(Records that describe figures)
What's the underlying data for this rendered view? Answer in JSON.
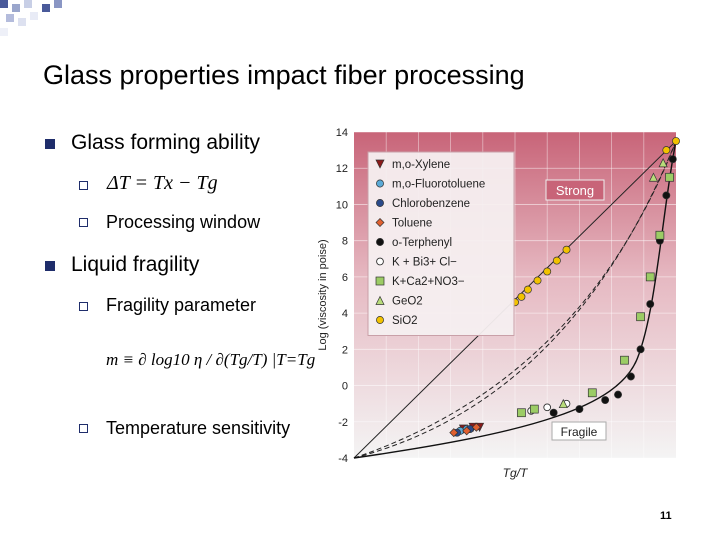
{
  "slide": {
    "title": "Glass properties impact fiber processing",
    "page_number": "11",
    "accent_color": "#4a5a9a",
    "bullets": [
      {
        "text": "Glass forming ability",
        "subs": [
          {
            "text": "",
            "formula": "ΔT = Tx − Tg"
          },
          {
            "text": "Processing window"
          }
        ]
      },
      {
        "text": "Liquid fragility",
        "subs": [
          {
            "text": "Fragility parameter"
          },
          {
            "text": "Temperature sensitivity"
          }
        ]
      }
    ],
    "formula_fragility": "m ≡ ∂ log10 η / ∂(Tg/T) |T=Tg"
  },
  "chart_data": {
    "type": "scatter",
    "title": "",
    "xlabel": "Tg/T",
    "ylabel": "Log (viscosity in poise)",
    "xlim": [
      0,
      1
    ],
    "ylim": [
      -4,
      14
    ],
    "yticks": [
      -4,
      -2,
      0,
      2,
      4,
      6,
      8,
      10,
      12,
      14
    ],
    "grid": true,
    "legend_position": "top-left",
    "annotations": {
      "strong": "Strong",
      "fragile": "Fragile"
    },
    "colors": {
      "background_top": "#c86478",
      "background_bottom": "#f2f2f2",
      "legend_bg": "#f5eff0"
    },
    "series": [
      {
        "name": "m,o-Xylene",
        "marker": "triangle-down",
        "color": "#8b1a1a",
        "points": [
          [
            0.34,
            -2.4
          ],
          [
            0.37,
            -2.3
          ],
          [
            0.39,
            -2.3
          ]
        ]
      },
      {
        "name": "m,o-Fluorotoluene",
        "marker": "circle",
        "color": "#5aa9d6",
        "points": [
          [
            0.33,
            -2.5
          ],
          [
            0.35,
            -2.4
          ]
        ]
      },
      {
        "name": "Chlorobenzene",
        "marker": "circle",
        "color": "#2a4a8a",
        "points": [
          [
            0.32,
            -2.6
          ],
          [
            0.36,
            -2.4
          ]
        ]
      },
      {
        "name": "Toluene",
        "marker": "diamond",
        "color": "#e06030",
        "points": [
          [
            0.31,
            -2.6
          ],
          [
            0.35,
            -2.5
          ],
          [
            0.38,
            -2.3
          ]
        ]
      },
      {
        "name": "o-Terphenyl",
        "marker": "circle",
        "color": "#111111",
        "points": [
          [
            0.62,
            -1.5
          ],
          [
            0.7,
            -1.3
          ],
          [
            0.78,
            -0.8
          ],
          [
            0.82,
            -0.5
          ],
          [
            0.86,
            0.5
          ],
          [
            0.89,
            2.0
          ],
          [
            0.92,
            4.5
          ],
          [
            0.95,
            8.0
          ],
          [
            0.97,
            10.5
          ],
          [
            0.99,
            12.5
          ]
        ]
      },
      {
        "name": "K + Bi3+ Cl−",
        "marker": "circle-open",
        "color": "#ffffff",
        "points": [
          [
            0.55,
            -1.4
          ],
          [
            0.6,
            -1.2
          ],
          [
            0.66,
            -1.0
          ]
        ]
      },
      {
        "name": "K+Ca2+NO3−",
        "marker": "square",
        "color": "#9ccc65",
        "points": [
          [
            0.52,
            -1.5
          ],
          [
            0.56,
            -1.3
          ],
          [
            0.74,
            -0.4
          ],
          [
            0.84,
            1.4
          ],
          [
            0.89,
            3.8
          ],
          [
            0.92,
            6.0
          ],
          [
            0.95,
            8.3
          ],
          [
            0.98,
            11.5
          ]
        ]
      },
      {
        "name": "GeO2",
        "marker": "triangle-up",
        "color": "#b8dc7a",
        "points": [
          [
            0.65,
            -1.0
          ],
          [
            0.93,
            11.5
          ],
          [
            0.96,
            12.3
          ]
        ]
      },
      {
        "name": "SiO2",
        "marker": "circle",
        "color": "#f2c200",
        "points": [
          [
            0.5,
            4.6
          ],
          [
            0.52,
            4.9
          ],
          [
            0.54,
            5.3
          ],
          [
            0.57,
            5.8
          ],
          [
            0.6,
            6.3
          ],
          [
            0.63,
            6.9
          ],
          [
            0.66,
            7.5
          ],
          [
            0.97,
            13.0
          ],
          [
            1.0,
            13.5
          ]
        ]
      }
    ]
  }
}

PROBLEM: With the pictures omitted, reproduce the records in full and exactly.

TASK SOLUTION:
What's the underlying data for this rendered view? Answer in JSON.
{
  "slide": {
    "title": "Glass properties impact fiber processing",
    "page_number": "11",
    "accent_color": "#4a5a9a",
    "bullets": [
      {
        "text": "Glass forming ability",
        "subs": [
          {
            "text": "",
            "formula": "ΔT = Tx − Tg"
          },
          {
            "text": "Processing window"
          }
        ]
      },
      {
        "text": "Liquid fragility",
        "subs": [
          {
            "text": "Fragility parameter"
          },
          {
            "text": "Temperature sensitivity"
          }
        ]
      }
    ],
    "formula_fragility": "m ≡ ∂ log10 η / ∂(Tg/T) |T=Tg"
  },
  "chart_data": {
    "type": "scatter",
    "title": "",
    "xlabel": "Tg/T",
    "ylabel": "Log (viscosity in poise)",
    "xlim": [
      0,
      1
    ],
    "ylim": [
      -4,
      14
    ],
    "yticks": [
      -4,
      -2,
      0,
      2,
      4,
      6,
      8,
      10,
      12,
      14
    ],
    "grid": true,
    "legend_position": "top-left",
    "annotations": {
      "strong": "Strong",
      "fragile": "Fragile"
    },
    "colors": {
      "background_top": "#c86478",
      "background_bottom": "#f2f2f2",
      "legend_bg": "#f5eff0"
    },
    "series": [
      {
        "name": "m,o-Xylene",
        "marker": "triangle-down",
        "color": "#8b1a1a",
        "points": [
          [
            0.34,
            -2.4
          ],
          [
            0.37,
            -2.3
          ],
          [
            0.39,
            -2.3
          ]
        ]
      },
      {
        "name": "m,o-Fluorotoluene",
        "marker": "circle",
        "color": "#5aa9d6",
        "points": [
          [
            0.33,
            -2.5
          ],
          [
            0.35,
            -2.4
          ]
        ]
      },
      {
        "name": "Chlorobenzene",
        "marker": "circle",
        "color": "#2a4a8a",
        "points": [
          [
            0.32,
            -2.6
          ],
          [
            0.36,
            -2.4
          ]
        ]
      },
      {
        "name": "Toluene",
        "marker": "diamond",
        "color": "#e06030",
        "points": [
          [
            0.31,
            -2.6
          ],
          [
            0.35,
            -2.5
          ],
          [
            0.38,
            -2.3
          ]
        ]
      },
      {
        "name": "o-Terphenyl",
        "marker": "circle",
        "color": "#111111",
        "points": [
          [
            0.62,
            -1.5
          ],
          [
            0.7,
            -1.3
          ],
          [
            0.78,
            -0.8
          ],
          [
            0.82,
            -0.5
          ],
          [
            0.86,
            0.5
          ],
          [
            0.89,
            2.0
          ],
          [
            0.92,
            4.5
          ],
          [
            0.95,
            8.0
          ],
          [
            0.97,
            10.5
          ],
          [
            0.99,
            12.5
          ]
        ]
      },
      {
        "name": "K + Bi3+ Cl−",
        "marker": "circle-open",
        "color": "#ffffff",
        "points": [
          [
            0.55,
            -1.4
          ],
          [
            0.6,
            -1.2
          ],
          [
            0.66,
            -1.0
          ]
        ]
      },
      {
        "name": "K+Ca2+NO3−",
        "marker": "square",
        "color": "#9ccc65",
        "points": [
          [
            0.52,
            -1.5
          ],
          [
            0.56,
            -1.3
          ],
          [
            0.74,
            -0.4
          ],
          [
            0.84,
            1.4
          ],
          [
            0.89,
            3.8
          ],
          [
            0.92,
            6.0
          ],
          [
            0.95,
            8.3
          ],
          [
            0.98,
            11.5
          ]
        ]
      },
      {
        "name": "GeO2",
        "marker": "triangle-up",
        "color": "#b8dc7a",
        "points": [
          [
            0.65,
            -1.0
          ],
          [
            0.93,
            11.5
          ],
          [
            0.96,
            12.3
          ]
        ]
      },
      {
        "name": "SiO2",
        "marker": "circle",
        "color": "#f2c200",
        "points": [
          [
            0.5,
            4.6
          ],
          [
            0.52,
            4.9
          ],
          [
            0.54,
            5.3
          ],
          [
            0.57,
            5.8
          ],
          [
            0.6,
            6.3
          ],
          [
            0.63,
            6.9
          ],
          [
            0.66,
            7.5
          ],
          [
            0.97,
            13.0
          ],
          [
            1.0,
            13.5
          ]
        ]
      }
    ]
  }
}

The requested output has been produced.